■ **WRITTEN PROBLEM**:
Resume the comment thread about using Facebook and similar online tools in teaching, continuing it from its final comment.

══ GIVEN TEXT ══

Amazing article . I will be using FB/TW. in 2 of my classes this summer. We will be simulating international businesses within various cultural settings. 90% of my students for the summer sem(s) are from the DR. We ,through an heuristic exercise, will be exploring
various cultures for marketing in and building ethnocentristic free business relations posting on our own facebook and twitter pages for our sims.

Butch

Juanita September 22, 2012 at 12:49 am

I do not feel that it is appropriate for me to use Facebook to post my profile regarding my education on Facebook. I rather use moodle or blackboard instead for educational purpose only. I use Facebook to see and talk to friends.

Anne June 19, 2012 at 8:30 pm

There are people who are not on facebook and don’t want to be on facebook. As a relatively late joiner, myself, I completely understand that. I am not willing to force people to join facebook for my class. We have Blackboard (God help us), so I would use that if I wanted to have discussions or blogs.

Kimberly Nunn June 8, 2012 at 11:23 am

After reading this information I started thinking about all of the private information that I have shared on my Moodle profile. It makes me feel uncomfortable. Even though I have had some bad experiences with Facebook; I would feel safer using it as an educational tool than I do with Moodle and some of the other programs. I agree with the writer gave seven good examples of why we should be using Facebook as an educational tool and I agree with them all.

K. Walsh December 7, 2010 at 10:59 am

Thanks Parker –

Edmodo is certainly worth knowing about and considering. I blogged about it in this post early last year: http://www.emergingedtech.com/2009/05/collaboration-brainstorming-tools-part-3/. Glad to hear it’s gaining more functionality and admirers! Thanks for commenting about it.

Parker Johnson December 6, 2010 at 10:12 am

I use Edmodo with some of my kids/colleagues for collaboration and communication. I find it to be a little more “closed” and a school type network than that of Facebook or Twitter. Both those environments are to tough to manage everything where as Edmodo has many more administrator rights. They have done some studies as well that you can view on their “Help” page. I recommend checking it out for all of you!

David Mach August 22, 2010 at 4:03 pm

As a nontenured teacher, I am growing more and more concerned about helping educators protect themselves, their students, and their careers by CAREFULLY monitoring what they post online. This is especially true after reading an article by the CEO of Google voicing his fear for the FaceBook generation http://tinyurl.com/2djvmzh. Yikes!

I believe your readers might benefit from reading “Ten Commandments for Teachers on the Web” http://tinyurl.com/23why4b

K. Walsh August 12, 2010 at 7:36 pm

Hi Gideon!

Thanks so much for contributing to this dialogue! Your use of Facebook is a great example of how thoughtful integration of (even highly popular and social) Internet apps can help educators deliver engaging instructional processes that enhance learning. Your points in your comment are excellent – I also envision the potential for increasing student uses of these types of tools as a core part of course delivery and participation.

═══
══ SOURCE MATERIAL ══

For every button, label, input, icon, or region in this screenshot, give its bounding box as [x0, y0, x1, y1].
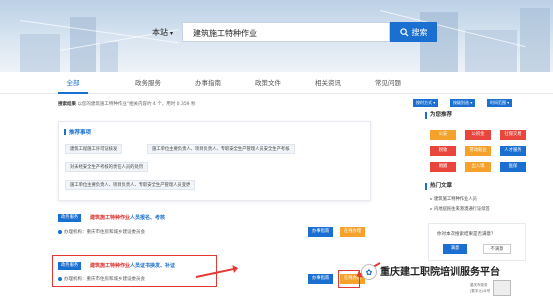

═══

■ **EXPECTED ANSWER**:
When a student blogs, it requires multiple skills that go beyond pencil-to-paper; when a student develops and delivers a “report” using Slideshare, or a self-produced video, or a scrolling multimedia Vuvox presentation, they’ve gone so far beyond the “X-page-double-spaced” reports of our youth.

I hope you’ll stay in touch and share your experiences with Instructure (http://www.instructure.com).

K. Walsh August 12, 2010 at 6:55 pm

Thank you Kristen for your informative, well written comments, and these great, insightful follow up comments! This has already been a topic that has generated a high level of interest – I’m looking forward to the continued dialogue that flows from it.

Gideon Burton August 12, 2010 at 6:32 pm

I was delighted to see this subject discussed and that my student Kristen contributed to your blog. I’ve been using facebook in all my college courses since I first discussed it on my Academic Evolution podcast (http://www.academicevolution.com/2009/01/podcast-002.html). I’ve learned a lot since then, due to good students like Kristen helping figure out what does or does not work using this popular social networking service. Here’s a link to the discussion area of a recent facebook course page: http://www.facebook.com/group.php?gid=112449432128312&v=app_2373072738&ref=ts

Facebook is easy for students to work into their routine since they are all usually on there already, but its discussion topics don’t thread conversations as well as dedicated forum tools. Still, I would never return to a walled LMS like Blackboard again. Now that several generations of my students have discussed the same topics on facebook pages, they can read, refer to, and build upon earlier students’ insights.

The drawback to a course-centered tool is that students aren’t really invested in it once the course is over. That’s why I’m moving to having students use individual blogs as ways to document their reading, research, and interaction. They won’t all continue these, but it trains them nevertheless in online literacy and in developing a sense of constructing their own learning.

For the coming semester I plan to employ Instructure (http://www.instructure.com), an attractive, flexible, and open course management system (in tandem with student blogs).

I’m sure different systems accommodate different subjects, schooling levels, etc.

Kristen Nicole August 12, 2010 at 1:13 pm

I’d like to add a few more advantages that may (or may not) be unique to facebook: Our class facebook group facilitated easy communication among class members. Several times I was able to give notes to classmates who missed class through facebook messaging, and I organized a group review for our final with a wall post. The facebook group was also a perfect place to share pictures, videos, and links relevant to our reading.

I might add a negative aspect of the facebook group as well–one of my classmates told me that she wasted a lot more time browsing facebook when she was regularly logging in for class than when she used it solely for social networking.

Thanks for posting my comment!

Mark Barnes August 12, 2010 at 8:39 am

Thanks for this thoughtful post. I couldn’t agree more. I only wish I could convince my administration to unblock Facebook on our district servers.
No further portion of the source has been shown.